-- START OF SUPPLIED DATA --

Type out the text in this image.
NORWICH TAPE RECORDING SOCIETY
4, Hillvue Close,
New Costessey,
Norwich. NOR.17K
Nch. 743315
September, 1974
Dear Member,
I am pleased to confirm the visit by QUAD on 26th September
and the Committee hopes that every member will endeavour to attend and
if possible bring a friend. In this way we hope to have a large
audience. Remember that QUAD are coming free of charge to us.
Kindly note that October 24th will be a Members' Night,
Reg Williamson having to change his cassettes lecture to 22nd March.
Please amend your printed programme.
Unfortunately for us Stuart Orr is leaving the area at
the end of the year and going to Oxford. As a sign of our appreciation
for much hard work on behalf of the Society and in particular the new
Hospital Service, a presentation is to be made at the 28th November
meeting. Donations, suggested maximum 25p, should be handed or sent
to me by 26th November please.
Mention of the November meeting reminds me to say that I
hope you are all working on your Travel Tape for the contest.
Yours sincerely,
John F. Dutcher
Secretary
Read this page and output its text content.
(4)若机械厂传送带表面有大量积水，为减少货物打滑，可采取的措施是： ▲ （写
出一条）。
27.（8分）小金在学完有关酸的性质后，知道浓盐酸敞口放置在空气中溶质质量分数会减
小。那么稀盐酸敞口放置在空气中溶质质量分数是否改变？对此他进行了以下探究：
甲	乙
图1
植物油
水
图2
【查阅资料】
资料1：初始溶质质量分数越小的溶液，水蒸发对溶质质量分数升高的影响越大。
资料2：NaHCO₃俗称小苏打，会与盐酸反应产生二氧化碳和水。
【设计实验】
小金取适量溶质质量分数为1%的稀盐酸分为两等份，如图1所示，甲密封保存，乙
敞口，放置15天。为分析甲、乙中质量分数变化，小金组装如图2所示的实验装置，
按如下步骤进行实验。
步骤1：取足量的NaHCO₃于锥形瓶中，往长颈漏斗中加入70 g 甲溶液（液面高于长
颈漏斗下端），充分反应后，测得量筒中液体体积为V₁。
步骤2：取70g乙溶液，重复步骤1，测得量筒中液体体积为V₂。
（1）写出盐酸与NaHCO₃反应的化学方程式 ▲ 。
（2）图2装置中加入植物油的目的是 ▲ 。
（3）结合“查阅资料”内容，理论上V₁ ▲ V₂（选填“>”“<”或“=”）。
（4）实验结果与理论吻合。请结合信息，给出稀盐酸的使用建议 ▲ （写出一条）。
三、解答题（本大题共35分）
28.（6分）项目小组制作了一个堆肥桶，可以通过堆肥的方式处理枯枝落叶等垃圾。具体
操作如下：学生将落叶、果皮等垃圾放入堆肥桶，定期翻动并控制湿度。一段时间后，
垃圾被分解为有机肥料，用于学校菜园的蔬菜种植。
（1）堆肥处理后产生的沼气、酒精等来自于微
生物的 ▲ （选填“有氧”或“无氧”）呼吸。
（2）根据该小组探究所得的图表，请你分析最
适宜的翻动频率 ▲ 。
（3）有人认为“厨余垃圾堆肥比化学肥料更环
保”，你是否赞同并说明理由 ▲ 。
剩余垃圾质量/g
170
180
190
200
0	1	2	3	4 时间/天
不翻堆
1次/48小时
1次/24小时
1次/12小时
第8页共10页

-- END OF SUPPLIED DATA --

→ **DIRECTION**
Scan the material and collect every line that contains "QUAD".

→ **EXERCISE OUTPUT**
I am pleased to confirm the visit by QUAD on 26th September
audience. Remember that QUAD are coming free of charge to us.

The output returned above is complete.